Copy every entry precisely.
— START WORKING DATA —
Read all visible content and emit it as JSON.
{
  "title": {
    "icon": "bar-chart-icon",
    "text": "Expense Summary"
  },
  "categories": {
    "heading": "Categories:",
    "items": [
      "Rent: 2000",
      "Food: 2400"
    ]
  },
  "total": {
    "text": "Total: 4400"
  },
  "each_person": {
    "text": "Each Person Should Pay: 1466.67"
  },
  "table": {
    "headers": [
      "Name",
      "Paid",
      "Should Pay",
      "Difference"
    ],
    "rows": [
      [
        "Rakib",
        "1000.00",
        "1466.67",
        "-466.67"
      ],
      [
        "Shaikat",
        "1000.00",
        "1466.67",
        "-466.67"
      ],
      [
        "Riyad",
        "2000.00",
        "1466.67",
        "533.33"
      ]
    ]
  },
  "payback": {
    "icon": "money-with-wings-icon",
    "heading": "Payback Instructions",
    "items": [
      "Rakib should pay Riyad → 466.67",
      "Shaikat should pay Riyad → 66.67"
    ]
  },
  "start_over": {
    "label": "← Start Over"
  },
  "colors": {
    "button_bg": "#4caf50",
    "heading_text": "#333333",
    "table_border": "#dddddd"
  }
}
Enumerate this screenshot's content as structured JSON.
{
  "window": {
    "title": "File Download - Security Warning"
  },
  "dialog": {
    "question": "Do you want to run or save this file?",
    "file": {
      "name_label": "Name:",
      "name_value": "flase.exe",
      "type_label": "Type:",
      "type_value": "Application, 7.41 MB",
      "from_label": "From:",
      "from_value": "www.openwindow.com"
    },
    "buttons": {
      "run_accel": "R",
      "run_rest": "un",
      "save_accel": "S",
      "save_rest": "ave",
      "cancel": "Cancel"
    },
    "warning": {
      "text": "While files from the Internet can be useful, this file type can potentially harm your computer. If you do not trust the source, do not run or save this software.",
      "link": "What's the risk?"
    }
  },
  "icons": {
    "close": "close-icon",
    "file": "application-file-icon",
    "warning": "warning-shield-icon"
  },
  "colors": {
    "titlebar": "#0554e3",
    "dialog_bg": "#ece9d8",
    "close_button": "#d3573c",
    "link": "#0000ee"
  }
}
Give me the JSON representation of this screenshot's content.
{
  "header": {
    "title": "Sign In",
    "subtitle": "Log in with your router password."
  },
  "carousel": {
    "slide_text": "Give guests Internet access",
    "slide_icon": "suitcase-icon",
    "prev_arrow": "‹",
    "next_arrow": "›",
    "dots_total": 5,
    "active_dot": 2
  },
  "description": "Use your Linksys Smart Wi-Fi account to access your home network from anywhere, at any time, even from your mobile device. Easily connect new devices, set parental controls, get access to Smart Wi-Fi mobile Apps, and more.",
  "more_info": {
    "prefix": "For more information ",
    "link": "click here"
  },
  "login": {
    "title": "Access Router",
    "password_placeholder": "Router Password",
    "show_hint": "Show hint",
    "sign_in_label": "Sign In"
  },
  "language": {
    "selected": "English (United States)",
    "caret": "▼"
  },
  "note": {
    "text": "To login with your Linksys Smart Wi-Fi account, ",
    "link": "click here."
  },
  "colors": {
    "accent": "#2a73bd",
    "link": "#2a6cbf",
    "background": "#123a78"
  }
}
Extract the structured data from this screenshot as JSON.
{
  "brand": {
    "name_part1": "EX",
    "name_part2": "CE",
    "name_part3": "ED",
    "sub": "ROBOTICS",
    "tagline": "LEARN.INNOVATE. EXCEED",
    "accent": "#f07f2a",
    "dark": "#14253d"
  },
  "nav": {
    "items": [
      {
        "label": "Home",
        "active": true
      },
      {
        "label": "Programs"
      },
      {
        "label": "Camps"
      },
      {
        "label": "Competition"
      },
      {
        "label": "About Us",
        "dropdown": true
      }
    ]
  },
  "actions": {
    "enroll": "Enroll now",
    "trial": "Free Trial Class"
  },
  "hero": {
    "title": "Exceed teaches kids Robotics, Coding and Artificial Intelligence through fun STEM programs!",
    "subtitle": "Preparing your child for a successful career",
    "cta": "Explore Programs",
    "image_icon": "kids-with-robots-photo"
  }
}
— END WORKING DATA —
◆ **OUTPUT FOR THIS TASK**
Read all visible content and emit it as JSON.
{
  "title": {
    "icon": "bar-chart-icon",
    "text": "Expense Summary"
  },
  "categories": {
    "heading": "Categories:",
    "items": [
      "Rent: 2000",
      "Food: 2400"
    ]
  },
  "total": {
    "text": "Total: 4400"
  },
  "each_person": {
    "text": "Each Person Should Pay: 1466.67"
  },
  "table": {
    "headers": [
      "Name",
      "Paid",
      "Should Pay",
      "Difference"
    ],
    "rows": [
      [
        "Rakib",
        "1000.00",
        "1466.67",
        "-466.67"
      ],
      [
        "Shaikat",
        "1000.00",
        "1466.67",
        "-466.67"
      ],
      [
        "Riyad",
        "2000.00",
        "1466.67",
        "533.33"
      ]
    ]
  },
  "payback": {
    "icon": "money-with-wings-icon",
    "heading": "Payback Instructions",
    "items": [
      "Rakib should pay Riyad → 466.67",
      "Shaikat should pay Riyad → 66.67"
    ]
  },
  "start_over": {
    "label": "← Start Over"
  },
  "colors": {
    "button_bg": "#4caf50",
    "heading_text": "#333333",
    "table_border": "#dddddd"
  }
}
Enumerate this screenshot's content as structured JSON.
{
  "window": {
    "title": "File Download - Security Warning"
  },
  "dialog": {
    "question": "Do you want to run or save this file?",
    "file": {
      "name_label": "Name:",
      "name_value": "flase.exe",
      "type_label": "Type:",
      "type_value": "Application, 7.41 MB",
      "from_label": "From:",
      "from_value": "www.openwindow.com"
    },
    "buttons": {
      "run_accel": "R",
      "run_rest": "un",
      "save_accel": "S",
      "save_rest": "ave",
      "cancel": "Cancel"
    },
    "warning": {
      "text": "While files from the Internet can be useful, this file type can potentially harm your computer. If you do not trust the source, do not run or save this software.",
      "link": "What's the risk?"
    }
  },
  "icons": {
    "close": "close-icon",
    "file": "application-file-icon",
    "warning": "warning-shield-icon"
  },
  "colors": {
    "titlebar": "#0554e3",
    "dialog_bg": "#ece9d8",
    "close_button": "#d3573c",
    "link": "#0000ee"
  }
}
Give me the JSON representation of this screenshot's content.
{
  "header": {
    "title": "Sign In",
    "subtitle": "Log in with your router password."
  },
  "carousel": {
    "slide_text": "Give guests Internet access",
    "slide_icon": "suitcase-icon",
    "prev_arrow": "‹",
    "next_arrow": "›",
    "dots_total": 5,
    "active_dot": 2
  },
  "description": "Use your Linksys Smart Wi-Fi account to access your home network from anywhere, at any time, even from your mobile device. Easily connect new devices, set parental controls, get access to Smart Wi-Fi mobile Apps, and more.",
  "more_info": {
    "prefix": "For more information ",
    "link": "click here"
  },
  "login": {
    "title": "Access Router",
    "password_placeholder": "Router Password",
    "show_hint": "Show hint",
    "sign_in_label": "Sign In"
  },
  "language": {
    "selected": "English (United States)",
    "caret": "▼"
  },
  "note": {
    "text": "To login with your Linksys Smart Wi-Fi account, ",
    "link": "click here."
  },
  "colors": {
    "accent": "#2a73bd",
    "link": "#2a6cbf",
    "background": "#123a78"
  }
}
Extract the structured data from this screenshot as JSON.
{
  "brand": {
    "name_part1": "EX",
    "name_part2": "CE",
    "name_part3": "ED",
    "sub": "ROBOTICS",
    "tagline": "LEARN.INNOVATE. EXCEED",
    "accent": "#f07f2a",
    "dark": "#14253d"
  },
  "nav": {
    "items": [
      {
        "label": "Home",
        "active": true
      },
      {
        "label": "Programs"
      },
      {
        "label": "Camps"
      },
      {
        "label": "Competition"
      },
      {
        "label": "About Us",
        "dropdown": true
      }
    ]
  },
  "actions": {
    "enroll": "Enroll now",
    "trial": "Free Trial Class"
  },
  "hero": {
    "title": "Exceed teaches kids Robotics, Coding and Artificial Intelligence through fun STEM programs!",
    "subtitle": "Preparing your child for a successful career",
    "cta": "Explore Programs",
    "image_icon": "kids-with-robots-photo"
  }
}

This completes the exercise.